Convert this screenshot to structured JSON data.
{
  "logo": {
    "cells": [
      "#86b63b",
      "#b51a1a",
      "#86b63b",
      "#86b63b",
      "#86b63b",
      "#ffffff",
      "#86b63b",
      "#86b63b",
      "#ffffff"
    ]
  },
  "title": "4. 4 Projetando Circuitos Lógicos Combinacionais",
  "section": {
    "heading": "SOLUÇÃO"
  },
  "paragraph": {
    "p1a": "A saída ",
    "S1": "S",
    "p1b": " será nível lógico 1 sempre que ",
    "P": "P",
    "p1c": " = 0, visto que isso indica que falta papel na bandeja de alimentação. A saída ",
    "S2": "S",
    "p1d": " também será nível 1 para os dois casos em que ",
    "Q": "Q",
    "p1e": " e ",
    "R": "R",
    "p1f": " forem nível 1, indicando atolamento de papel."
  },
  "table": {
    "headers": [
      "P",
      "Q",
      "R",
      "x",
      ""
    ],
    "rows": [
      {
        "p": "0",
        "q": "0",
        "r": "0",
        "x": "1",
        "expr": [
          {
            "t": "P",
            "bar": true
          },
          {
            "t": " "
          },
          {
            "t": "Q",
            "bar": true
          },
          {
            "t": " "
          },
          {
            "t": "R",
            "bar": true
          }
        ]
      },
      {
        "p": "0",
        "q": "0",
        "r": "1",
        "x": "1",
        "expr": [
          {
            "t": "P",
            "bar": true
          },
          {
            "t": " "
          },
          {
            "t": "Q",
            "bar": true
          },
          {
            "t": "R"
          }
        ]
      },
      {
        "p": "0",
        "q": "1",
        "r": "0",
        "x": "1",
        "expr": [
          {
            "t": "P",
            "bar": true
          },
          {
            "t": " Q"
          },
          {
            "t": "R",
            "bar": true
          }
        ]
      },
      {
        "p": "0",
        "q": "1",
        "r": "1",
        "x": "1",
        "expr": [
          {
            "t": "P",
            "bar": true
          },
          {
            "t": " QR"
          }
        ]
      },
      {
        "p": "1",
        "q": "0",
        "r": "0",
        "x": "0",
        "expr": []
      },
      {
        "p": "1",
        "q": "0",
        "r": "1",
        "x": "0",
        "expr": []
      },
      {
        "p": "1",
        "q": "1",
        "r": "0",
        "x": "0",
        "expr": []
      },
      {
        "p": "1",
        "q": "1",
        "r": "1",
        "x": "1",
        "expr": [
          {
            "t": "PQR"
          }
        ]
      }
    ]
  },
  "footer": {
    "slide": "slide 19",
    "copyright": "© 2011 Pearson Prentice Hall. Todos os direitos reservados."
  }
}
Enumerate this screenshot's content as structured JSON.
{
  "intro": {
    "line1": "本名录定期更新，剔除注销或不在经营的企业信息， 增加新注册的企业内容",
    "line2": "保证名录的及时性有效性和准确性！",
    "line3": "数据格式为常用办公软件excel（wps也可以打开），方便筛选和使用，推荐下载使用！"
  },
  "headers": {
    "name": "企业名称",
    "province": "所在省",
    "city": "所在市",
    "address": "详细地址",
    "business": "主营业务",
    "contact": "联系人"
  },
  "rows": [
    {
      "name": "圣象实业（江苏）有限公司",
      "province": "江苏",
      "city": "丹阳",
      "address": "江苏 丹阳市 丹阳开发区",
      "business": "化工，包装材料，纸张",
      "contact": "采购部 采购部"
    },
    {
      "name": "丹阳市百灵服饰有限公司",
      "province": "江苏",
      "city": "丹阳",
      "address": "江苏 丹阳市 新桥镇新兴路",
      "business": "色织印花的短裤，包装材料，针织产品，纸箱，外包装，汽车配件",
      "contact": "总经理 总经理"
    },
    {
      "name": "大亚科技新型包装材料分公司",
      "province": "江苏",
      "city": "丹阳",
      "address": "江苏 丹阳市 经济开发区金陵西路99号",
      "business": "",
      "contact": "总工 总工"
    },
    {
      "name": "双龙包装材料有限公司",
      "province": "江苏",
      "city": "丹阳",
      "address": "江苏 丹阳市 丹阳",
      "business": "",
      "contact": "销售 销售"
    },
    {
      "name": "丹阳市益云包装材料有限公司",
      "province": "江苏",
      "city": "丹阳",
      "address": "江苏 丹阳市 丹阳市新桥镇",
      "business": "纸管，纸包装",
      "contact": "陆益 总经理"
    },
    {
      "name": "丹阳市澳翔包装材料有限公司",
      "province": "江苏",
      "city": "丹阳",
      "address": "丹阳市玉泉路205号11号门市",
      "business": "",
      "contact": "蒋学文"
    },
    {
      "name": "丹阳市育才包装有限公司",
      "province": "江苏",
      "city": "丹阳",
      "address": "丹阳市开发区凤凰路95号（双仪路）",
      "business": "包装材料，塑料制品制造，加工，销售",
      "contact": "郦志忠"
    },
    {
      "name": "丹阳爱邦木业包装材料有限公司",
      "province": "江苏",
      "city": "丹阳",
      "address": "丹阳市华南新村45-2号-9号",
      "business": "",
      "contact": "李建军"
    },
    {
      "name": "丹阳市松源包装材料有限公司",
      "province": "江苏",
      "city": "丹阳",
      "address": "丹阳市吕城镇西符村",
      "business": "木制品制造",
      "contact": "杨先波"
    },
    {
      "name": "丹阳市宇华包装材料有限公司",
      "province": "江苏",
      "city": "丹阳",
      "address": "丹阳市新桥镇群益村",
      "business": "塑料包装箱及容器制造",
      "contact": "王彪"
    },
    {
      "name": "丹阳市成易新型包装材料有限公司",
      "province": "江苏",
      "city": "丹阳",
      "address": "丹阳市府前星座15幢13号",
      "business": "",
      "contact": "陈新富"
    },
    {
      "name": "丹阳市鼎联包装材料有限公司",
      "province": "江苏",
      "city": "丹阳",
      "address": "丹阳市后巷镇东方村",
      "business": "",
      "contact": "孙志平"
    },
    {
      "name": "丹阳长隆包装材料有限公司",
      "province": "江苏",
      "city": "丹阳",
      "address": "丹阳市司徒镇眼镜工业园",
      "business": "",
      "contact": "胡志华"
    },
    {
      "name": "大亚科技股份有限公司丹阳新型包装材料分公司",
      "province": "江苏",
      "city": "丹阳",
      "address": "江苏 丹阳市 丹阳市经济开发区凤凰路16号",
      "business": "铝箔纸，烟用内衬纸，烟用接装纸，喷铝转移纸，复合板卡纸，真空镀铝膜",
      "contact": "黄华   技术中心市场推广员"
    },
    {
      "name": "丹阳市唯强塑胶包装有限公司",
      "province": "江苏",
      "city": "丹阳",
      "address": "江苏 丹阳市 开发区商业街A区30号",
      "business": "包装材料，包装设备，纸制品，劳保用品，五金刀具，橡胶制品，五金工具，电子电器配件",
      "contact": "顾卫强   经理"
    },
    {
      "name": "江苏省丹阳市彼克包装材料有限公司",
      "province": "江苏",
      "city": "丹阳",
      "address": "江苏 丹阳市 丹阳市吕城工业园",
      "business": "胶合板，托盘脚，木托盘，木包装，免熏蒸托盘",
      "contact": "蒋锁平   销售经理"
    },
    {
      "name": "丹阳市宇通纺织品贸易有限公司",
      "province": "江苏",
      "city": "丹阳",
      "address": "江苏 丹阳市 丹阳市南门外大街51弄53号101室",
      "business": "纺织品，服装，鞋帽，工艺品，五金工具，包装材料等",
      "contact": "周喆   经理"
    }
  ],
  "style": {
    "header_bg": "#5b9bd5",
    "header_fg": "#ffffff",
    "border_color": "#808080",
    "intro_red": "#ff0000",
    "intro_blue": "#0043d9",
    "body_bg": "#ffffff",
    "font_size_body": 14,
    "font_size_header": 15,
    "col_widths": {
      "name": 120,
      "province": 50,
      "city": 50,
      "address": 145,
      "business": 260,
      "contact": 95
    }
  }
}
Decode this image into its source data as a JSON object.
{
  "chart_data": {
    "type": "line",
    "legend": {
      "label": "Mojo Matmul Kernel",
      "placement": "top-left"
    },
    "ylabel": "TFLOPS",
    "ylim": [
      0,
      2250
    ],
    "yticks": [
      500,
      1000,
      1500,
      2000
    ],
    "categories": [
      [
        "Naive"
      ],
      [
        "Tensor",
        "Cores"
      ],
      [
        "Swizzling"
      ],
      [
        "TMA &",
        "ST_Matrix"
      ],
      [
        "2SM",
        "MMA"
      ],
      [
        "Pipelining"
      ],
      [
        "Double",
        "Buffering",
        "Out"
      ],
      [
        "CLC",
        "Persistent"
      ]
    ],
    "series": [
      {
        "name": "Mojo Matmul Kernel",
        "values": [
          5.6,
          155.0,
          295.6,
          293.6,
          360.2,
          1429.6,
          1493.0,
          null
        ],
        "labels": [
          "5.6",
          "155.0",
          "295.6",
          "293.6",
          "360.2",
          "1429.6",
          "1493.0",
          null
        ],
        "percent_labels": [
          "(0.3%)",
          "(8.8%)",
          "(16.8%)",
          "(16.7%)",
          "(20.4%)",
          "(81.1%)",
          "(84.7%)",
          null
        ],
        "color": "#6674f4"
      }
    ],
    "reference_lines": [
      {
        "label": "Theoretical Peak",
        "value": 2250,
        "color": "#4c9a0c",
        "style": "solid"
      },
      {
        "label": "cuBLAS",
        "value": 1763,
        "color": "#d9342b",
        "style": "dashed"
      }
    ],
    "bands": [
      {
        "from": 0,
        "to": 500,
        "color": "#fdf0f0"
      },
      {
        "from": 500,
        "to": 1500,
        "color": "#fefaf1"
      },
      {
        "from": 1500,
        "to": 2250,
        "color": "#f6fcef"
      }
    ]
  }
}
== == ==
Report how many lines include the word "Matmul". Give nothing but the number.

2